### Problem details:
Only the lines holding the string "name" are needed. Copy each one.

### Task material:
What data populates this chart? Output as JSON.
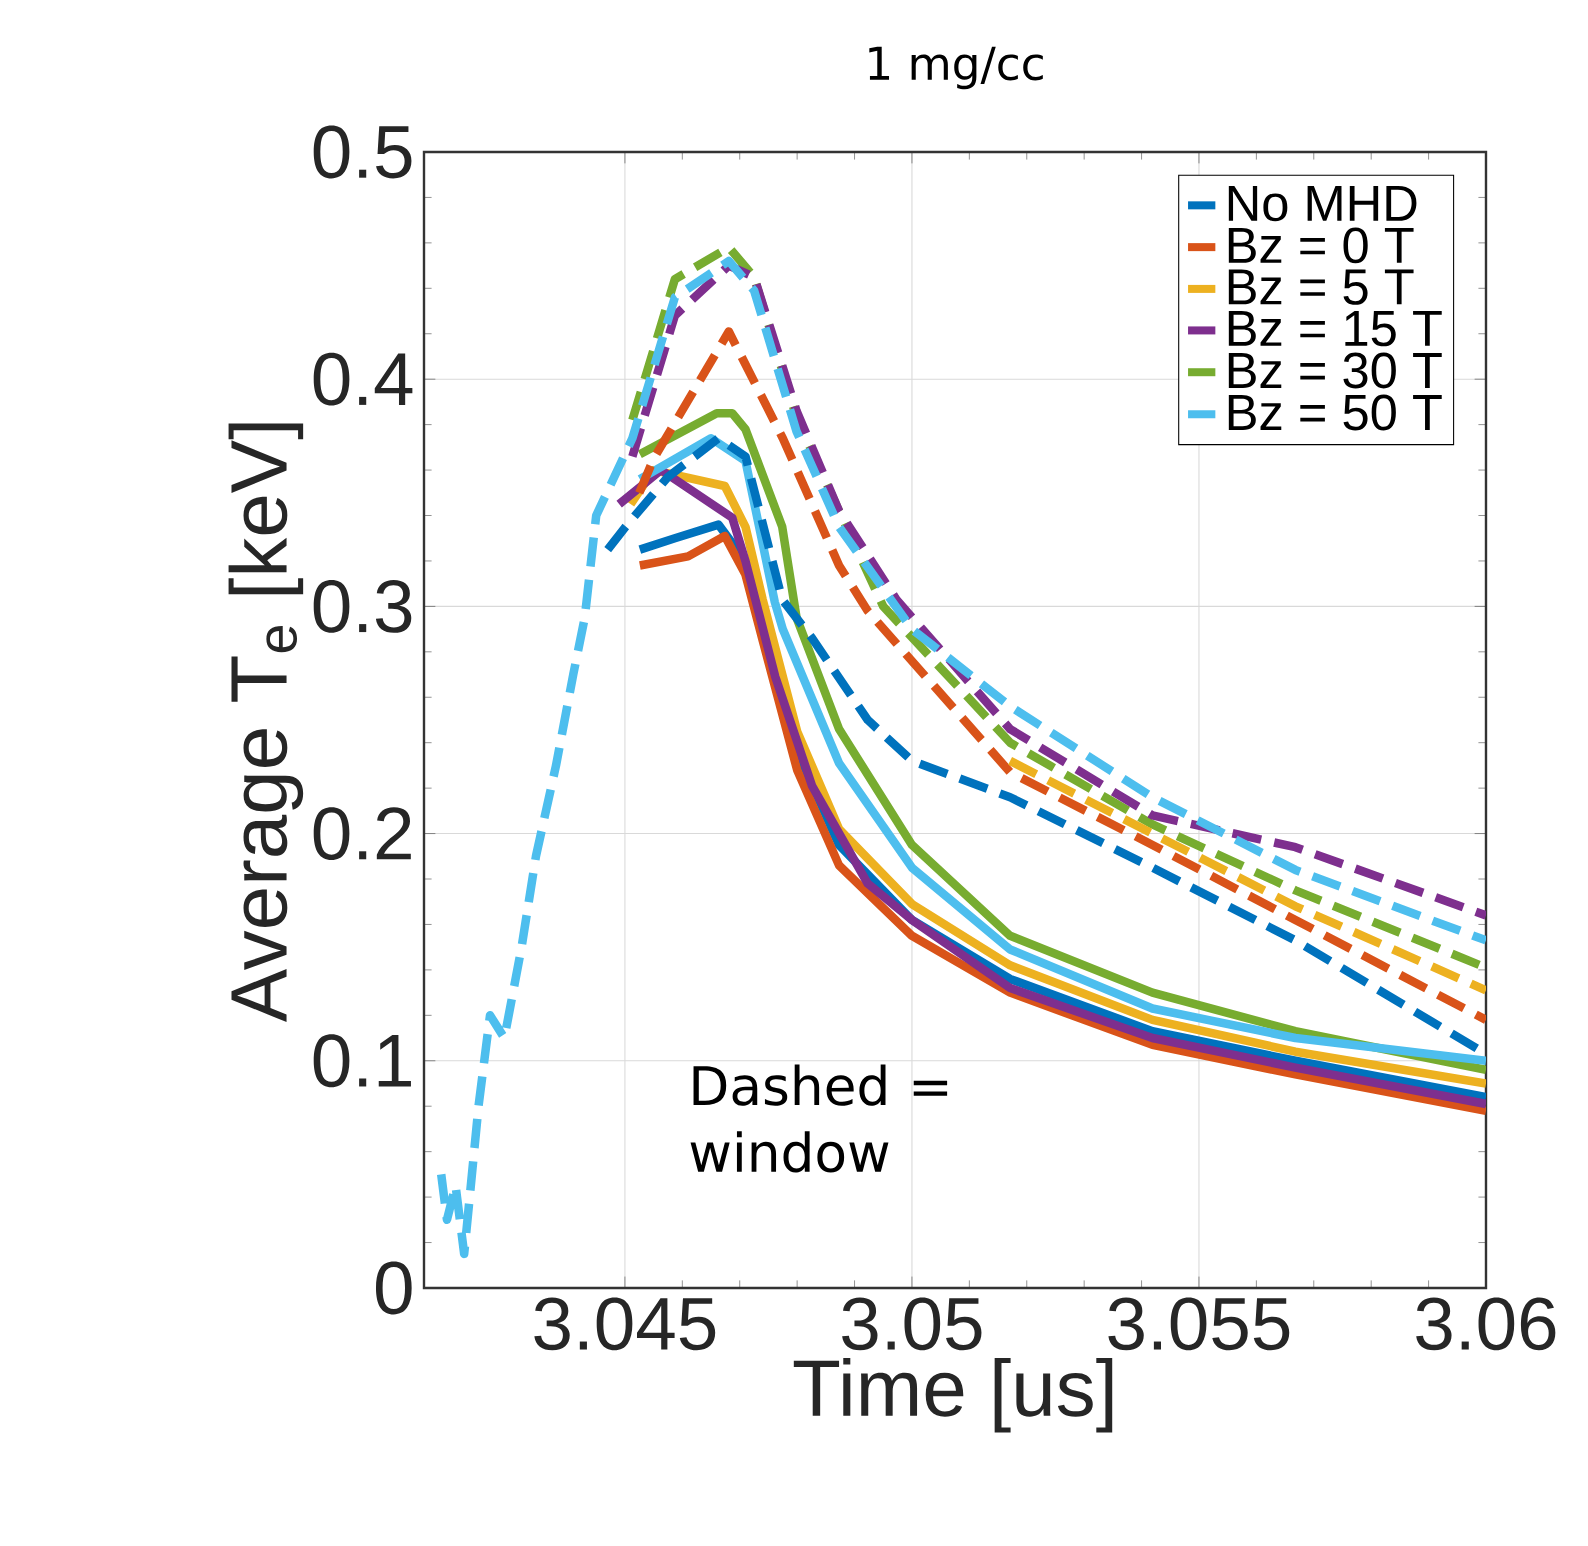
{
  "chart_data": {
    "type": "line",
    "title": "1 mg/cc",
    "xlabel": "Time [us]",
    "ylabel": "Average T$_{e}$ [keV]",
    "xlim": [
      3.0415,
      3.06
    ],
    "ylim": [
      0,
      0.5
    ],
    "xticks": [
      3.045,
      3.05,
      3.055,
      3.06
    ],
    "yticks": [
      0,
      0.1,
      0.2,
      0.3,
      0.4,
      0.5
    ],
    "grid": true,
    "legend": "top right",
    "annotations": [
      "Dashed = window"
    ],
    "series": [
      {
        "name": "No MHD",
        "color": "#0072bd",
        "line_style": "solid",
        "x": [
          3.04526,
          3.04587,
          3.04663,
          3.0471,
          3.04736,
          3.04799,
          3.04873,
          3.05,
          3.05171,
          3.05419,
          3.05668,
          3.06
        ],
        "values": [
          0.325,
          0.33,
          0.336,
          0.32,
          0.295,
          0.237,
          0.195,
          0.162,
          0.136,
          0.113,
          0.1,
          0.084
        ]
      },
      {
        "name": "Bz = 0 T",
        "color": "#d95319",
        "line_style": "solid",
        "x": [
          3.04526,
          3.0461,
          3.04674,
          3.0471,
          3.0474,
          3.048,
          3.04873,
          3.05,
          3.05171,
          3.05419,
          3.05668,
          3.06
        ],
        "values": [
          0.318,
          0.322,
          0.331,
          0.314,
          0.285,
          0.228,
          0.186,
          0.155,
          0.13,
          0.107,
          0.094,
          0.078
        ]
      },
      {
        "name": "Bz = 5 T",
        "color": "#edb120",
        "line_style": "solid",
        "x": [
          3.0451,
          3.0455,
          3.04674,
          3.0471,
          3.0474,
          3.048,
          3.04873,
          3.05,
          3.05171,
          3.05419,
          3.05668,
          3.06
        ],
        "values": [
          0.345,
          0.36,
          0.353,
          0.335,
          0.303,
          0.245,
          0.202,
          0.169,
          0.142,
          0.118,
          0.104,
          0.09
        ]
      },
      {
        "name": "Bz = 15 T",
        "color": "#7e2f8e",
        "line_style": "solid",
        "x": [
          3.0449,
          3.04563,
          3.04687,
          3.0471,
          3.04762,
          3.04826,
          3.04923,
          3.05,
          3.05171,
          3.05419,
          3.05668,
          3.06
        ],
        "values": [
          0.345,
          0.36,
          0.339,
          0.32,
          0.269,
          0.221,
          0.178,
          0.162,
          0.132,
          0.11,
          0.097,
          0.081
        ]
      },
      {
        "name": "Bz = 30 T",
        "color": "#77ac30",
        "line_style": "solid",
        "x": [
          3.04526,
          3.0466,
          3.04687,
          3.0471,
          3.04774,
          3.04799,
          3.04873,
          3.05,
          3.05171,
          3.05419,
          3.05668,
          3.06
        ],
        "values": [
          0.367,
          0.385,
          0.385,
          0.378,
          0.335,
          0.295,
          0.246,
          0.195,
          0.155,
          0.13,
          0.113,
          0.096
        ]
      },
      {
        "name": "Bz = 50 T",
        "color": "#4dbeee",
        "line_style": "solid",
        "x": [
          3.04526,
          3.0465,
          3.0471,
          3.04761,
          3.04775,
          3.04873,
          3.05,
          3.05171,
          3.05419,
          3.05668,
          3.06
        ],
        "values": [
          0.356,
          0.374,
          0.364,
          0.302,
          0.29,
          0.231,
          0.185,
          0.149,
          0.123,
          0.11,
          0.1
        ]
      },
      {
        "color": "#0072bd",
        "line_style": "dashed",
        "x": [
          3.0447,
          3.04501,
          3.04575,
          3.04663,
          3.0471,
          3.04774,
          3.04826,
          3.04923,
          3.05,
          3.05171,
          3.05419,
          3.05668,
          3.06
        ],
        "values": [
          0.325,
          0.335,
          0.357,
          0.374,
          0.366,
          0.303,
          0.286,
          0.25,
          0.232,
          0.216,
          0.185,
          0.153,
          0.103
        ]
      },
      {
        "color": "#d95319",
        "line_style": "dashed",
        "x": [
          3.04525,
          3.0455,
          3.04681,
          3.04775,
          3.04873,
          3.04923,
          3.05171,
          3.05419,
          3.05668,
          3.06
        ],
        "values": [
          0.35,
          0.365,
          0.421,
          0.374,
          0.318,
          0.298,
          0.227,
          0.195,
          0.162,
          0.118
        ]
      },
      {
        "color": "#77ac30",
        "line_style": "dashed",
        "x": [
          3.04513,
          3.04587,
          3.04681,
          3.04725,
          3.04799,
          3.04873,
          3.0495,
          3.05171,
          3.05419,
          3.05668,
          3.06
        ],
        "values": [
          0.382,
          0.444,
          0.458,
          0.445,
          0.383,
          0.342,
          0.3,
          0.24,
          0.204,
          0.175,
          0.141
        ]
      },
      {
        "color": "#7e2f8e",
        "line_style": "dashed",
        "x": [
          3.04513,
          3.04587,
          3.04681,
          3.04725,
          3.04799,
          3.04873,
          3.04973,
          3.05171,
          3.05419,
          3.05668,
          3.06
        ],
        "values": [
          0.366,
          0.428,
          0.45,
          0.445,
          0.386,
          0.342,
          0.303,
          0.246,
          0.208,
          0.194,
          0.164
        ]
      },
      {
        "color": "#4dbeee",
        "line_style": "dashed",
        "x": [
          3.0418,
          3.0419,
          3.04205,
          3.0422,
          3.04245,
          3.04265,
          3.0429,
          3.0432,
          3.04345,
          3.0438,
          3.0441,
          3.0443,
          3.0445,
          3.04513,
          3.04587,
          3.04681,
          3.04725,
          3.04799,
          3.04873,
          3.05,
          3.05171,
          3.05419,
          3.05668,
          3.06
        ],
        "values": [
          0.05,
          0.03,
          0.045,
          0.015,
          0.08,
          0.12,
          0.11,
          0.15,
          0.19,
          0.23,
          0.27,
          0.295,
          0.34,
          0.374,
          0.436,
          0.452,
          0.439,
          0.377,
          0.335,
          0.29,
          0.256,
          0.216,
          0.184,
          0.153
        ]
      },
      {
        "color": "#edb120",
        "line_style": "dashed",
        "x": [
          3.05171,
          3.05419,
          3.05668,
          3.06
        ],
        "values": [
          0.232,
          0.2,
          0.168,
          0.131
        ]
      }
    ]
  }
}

### Worked solution:
        "name": "No MHD",
        "name": "Bz = 0 T",
        "name": "Bz = 5 T",
        "name": "Bz = 15 T",
        "name": "Bz = 30 T",
        "name": "Bz = 50 T",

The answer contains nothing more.